What you need to do - Copy the data that follows exactly. Include no pictures.

Supplied information -
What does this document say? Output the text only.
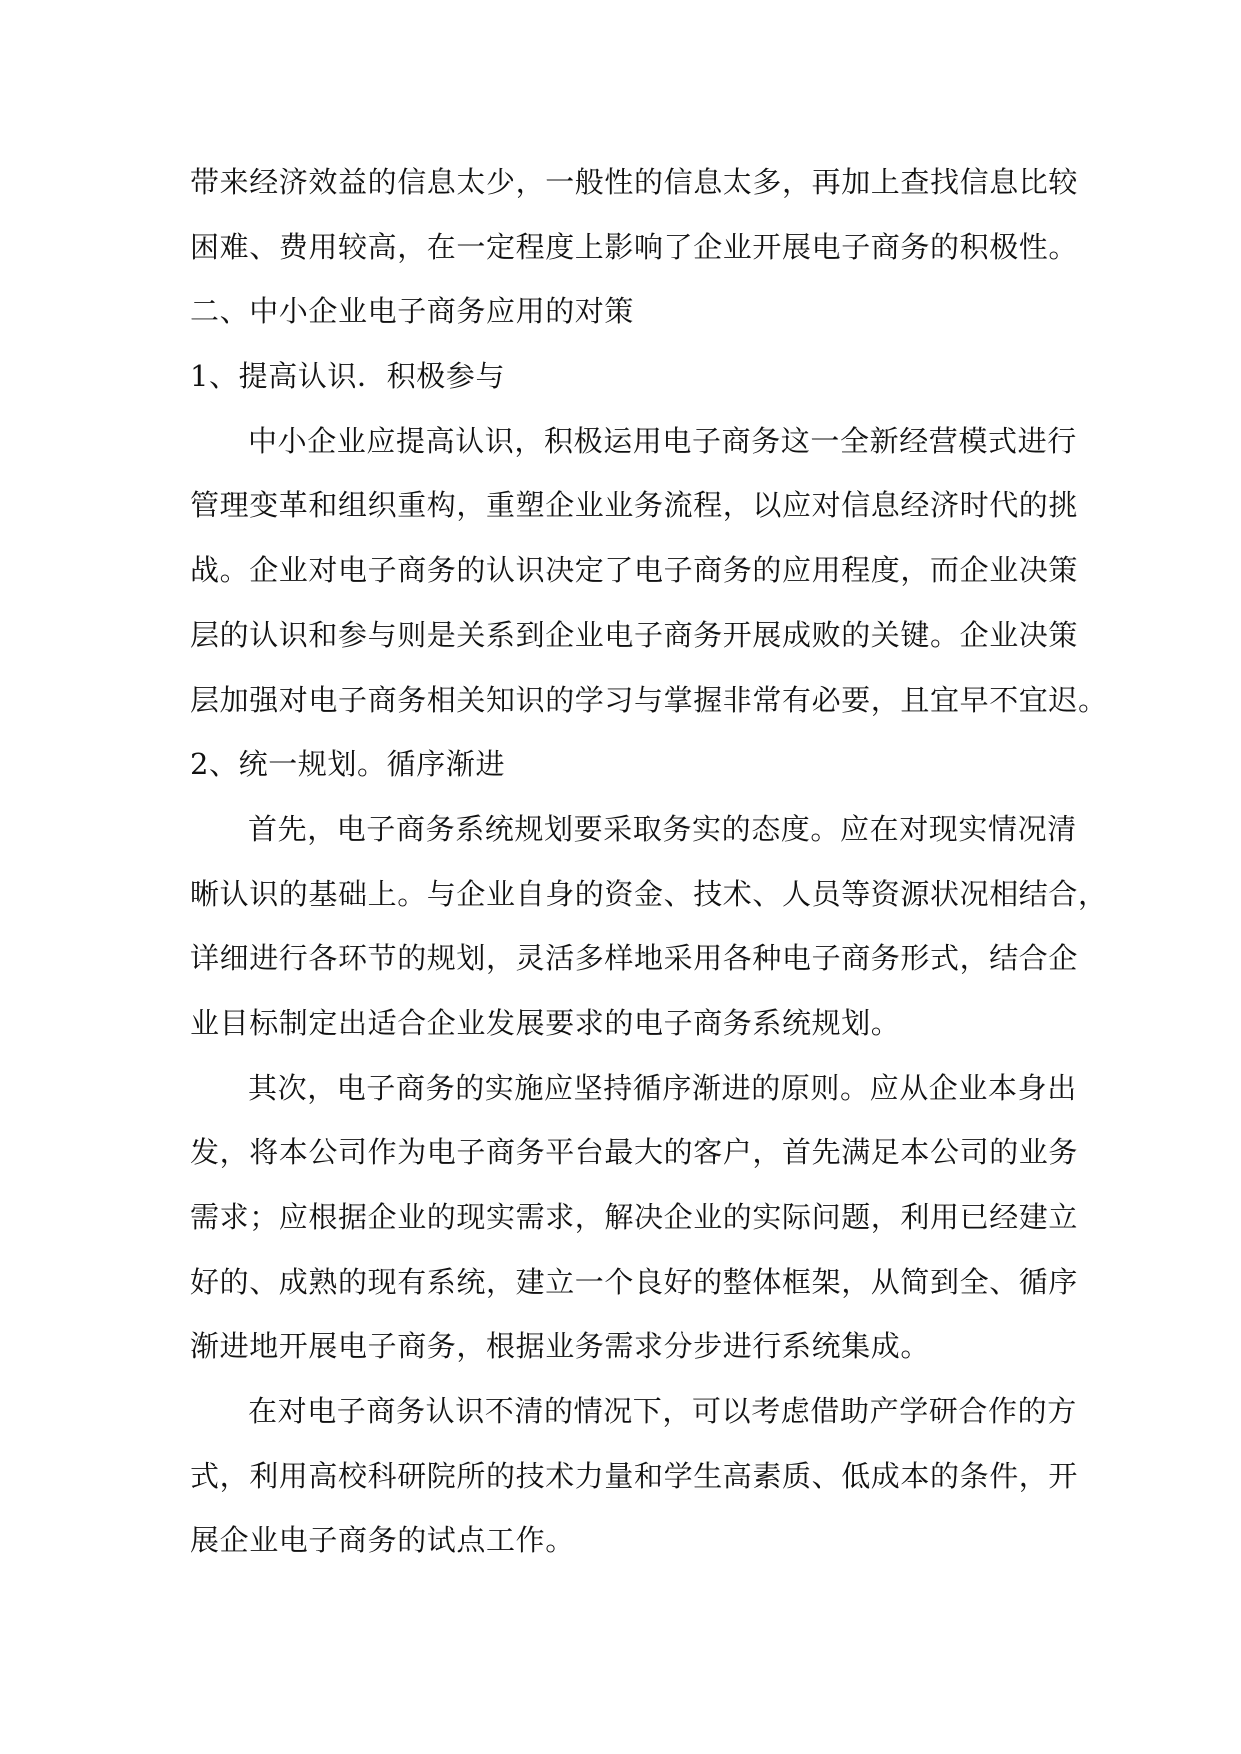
带来经济效益的信息太少，一般性的信息太多，再加上查找信息比较
困难、费用较高，在一定程度上影响了企业开展电子商务的积极性。
二、中小企业电子商务应用的对策
1、提高认识．积极参与
中小企业应提高认识，积极运用电子商务这一全新经营模式进行
管理变革和组织重构，重塑企业业务流程，以应对信息经济时代的挑
战。企业对电子商务的认识决定了电子商务的应用程度，而企业决策
层的认识和参与则是关系到企业电子商务开展成败的关键。企业决策
层加强对电子商务相关知识的学习与掌握非常有必要，且宜早不宜迟。
2、统一规划。循序渐进
首先，电子商务系统规划要采取务实的态度。应在对现实情况清
晰认识的基础上。与企业自身的资金、技术、人员等资源状况相结合，
详细进行各环节的规划，灵活多样地采用各种电子商务形式，结合企
业目标制定出适合企业发展要求的电子商务系统规划。
其次，电子商务的实施应坚持循序渐进的原则。应从企业本身出
发，将本公司作为电子商务平台最大的客户，首先满足本公司的业务
需求；应根据企业的现实需求，解决企业的实际问题，利用已经建立
好的、成熟的现有系统，建立一个良好的整体框架，从简到全、循序
渐进地开展电子商务，根据业务需求分步进行系统集成。
在对电子商务认识不清的情况下，可以考虑借助产学研合作的方
式，利用高校科研院所的技术力量和学生高素质、低成本的条件，开
展企业电子商务的试点工作。
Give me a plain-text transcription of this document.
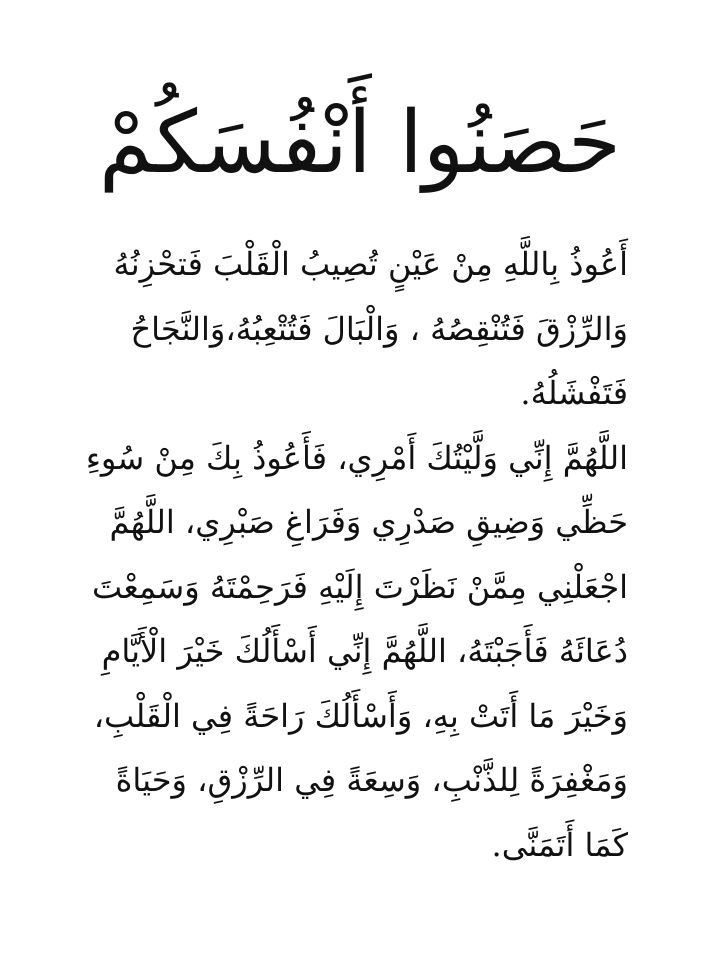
حَصَنُوا أَنْفُسَكُمْ

أَعُوذُ بِاللَّهِ مِنْ عَيْنٍ تُصِيبُ الْقَلْبَ فَتحْزِنُهُ وَالرِّزْقَ فَتُنْقِصُهُ ، وَالْبَالَ فَتُتْعِبُهُ،وَالنَّجَاحُ فَتَفْشَلُهُ.

اللَّهُمَّ إِنِّي وَلَّيْتُكَ أَمْرِي، فَأَعُوذُ بِكَ مِنْ سُوءِ حَظِّي وَضِيقِ صَدْرِي وَفَرَاغِ صَبْرِي، اللَّهُمَّ اجْعَلْنِي مِمَّنْ نَظَرْتَ إِلَيْهِ فَرَحِمْتَهُ وَسَمِعْتَ دُعَائَهُ فَأَجَبْتَهُ، اللَّهُمَّ إِنِّي أَسْأَلُكَ خَيْرَ الْأَيَّامِ وَخَيْرَ مَا أَتَتْ بِهِ، وَأَسْأَلُكَ رَاحَةً فِي الْقَلْبِ، وَمَغْفِرَةً لِلذَّنْبِ، وَسِعَةً فِي الرِّزْقِ، وَحَيَاةً كَمَا أَتَمَنَّى.
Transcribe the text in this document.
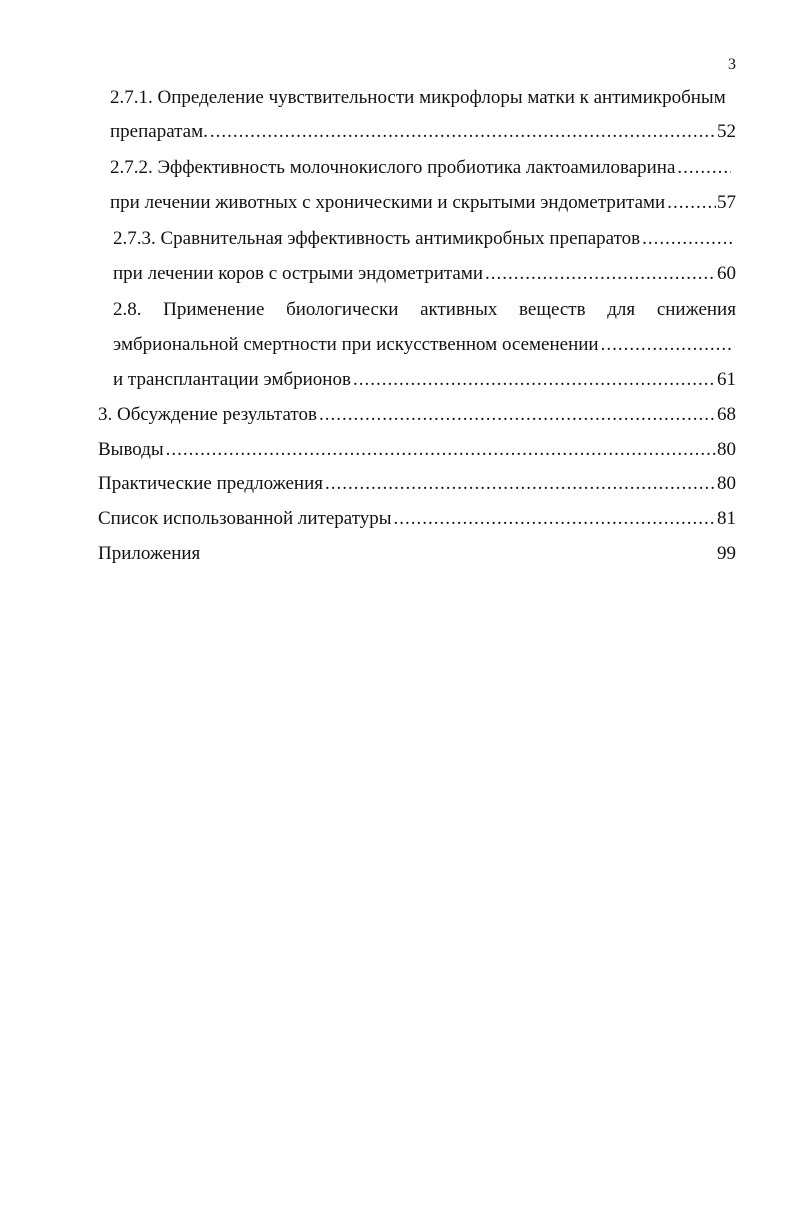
3
2.7.1. Определение чувствительности микрофлоры матки к антимикробным
препаратам. .....	52
2.7.2. Эффективность молочнокислого пробиотика лактоамиловарина
.....
при лечении животных с хроническими и скрытыми эндометритами .....	57
2.7.3. Сравнительная эффективность антимикробных препаратов
.....
при лечении коров с острыми эндометритами .....	60
2.8. Применение биологически активных веществ для снижения
эмбриональной смертности при искусственном осеменении
.....
и трансплантации эмбрионов .....	61
3. Обсуждение результатов .....	68
Выводы .....	80
Практические предложения .....	80
Список использованной литературы .....	81
Приложения	99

Output -
What does this document say? Output the text only.
带来经济效益的信息太少，一般性的信息太多，再加上查找信息比较
困难、费用较高，在一定程度上影响了企业开展电子商务的积极性。
二、中小企业电子商务应用的对策
1、提高认识．积极参与
中小企业应提高认识，积极运用电子商务这一全新经营模式进行
管理变革和组织重构，重塑企业业务流程，以应对信息经济时代的挑
战。企业对电子商务的认识决定了电子商务的应用程度，而企业决策
层的认识和参与则是关系到企业电子商务开展成败的关键。企业决策
层加强对电子商务相关知识的学习与掌握非常有必要，且宜早不宜迟。
2、统一规划。循序渐进
首先，电子商务系统规划要采取务实的态度。应在对现实情况清
晰认识的基础上。与企业自身的资金、技术、人员等资源状况相结合，
详细进行各环节的规划，灵活多样地采用各种电子商务形式，结合企
业目标制定出适合企业发展要求的电子商务系统规划。
其次，电子商务的实施应坚持循序渐进的原则。应从企业本身出
发，将本公司作为电子商务平台最大的客户，首先满足本公司的业务
需求；应根据企业的现实需求，解决企业的实际问题，利用已经建立
好的、成熟的现有系统，建立一个良好的整体框架，从简到全、循序
渐进地开展电子商务，根据业务需求分步进行系统集成。
在对电子商务认识不清的情况下，可以考虑借助产学研合作的方
式，利用高校科研院所的技术力量和学生高素质、低成本的条件，开
展企业电子商务的试点工作。
Give me a plain-text transcription of this document.
حَصَنُوا أَنْفُسَكُمْ

أَعُوذُ بِاللَّهِ مِنْ عَيْنٍ تُصِيبُ الْقَلْبَ فَتحْزِنُهُ وَالرِّزْقَ فَتُنْقِصُهُ ، وَالْبَالَ فَتُتْعِبُهُ،وَالنَّجَاحُ فَتَفْشَلُهُ.

اللَّهُمَّ إِنِّي وَلَّيْتُكَ أَمْرِي، فَأَعُوذُ بِكَ مِنْ سُوءِ حَظِّي وَضِيقِ صَدْرِي وَفَرَاغِ صَبْرِي، اللَّهُمَّ اجْعَلْنِي مِمَّنْ نَظَرْتَ إِلَيْهِ فَرَحِمْتَهُ وَسَمِعْتَ دُعَائَهُ فَأَجَبْتَهُ، اللَّهُمَّ إِنِّي أَسْأَلُكَ خَيْرَ الْأَيَّامِ وَخَيْرَ مَا أَتَتْ بِهِ، وَأَسْأَلُكَ رَاحَةً فِي الْقَلْبِ، وَمَغْفِرَةً لِلذَّنْبِ، وَسِعَةً فِي الرِّزْقِ، وَحَيَاةً كَمَا أَتَمَنَّى.
Transcribe the text in this document.
3
2.7.1. Определение чувствительности микрофлоры матки к антимикробным
препаратам. .....	52
2.7.2. Эффективность молочнокислого пробиотика лактоамиловарина
.....
при лечении животных с хроническими и скрытыми эндометритами .....	57
2.7.3. Сравнительная эффективность антимикробных препаратов
.....
при лечении коров с острыми эндометритами .....	60
2.8. Применение биологически активных веществ для снижения
эмбриональной смертности при искусственном осеменении
.....
и трансплантации эмбрионов .....	61
3. Обсуждение результатов .....	68
Выводы .....	80
Практические предложения .....	80
Список использованной литературы .....	81
Приложения	99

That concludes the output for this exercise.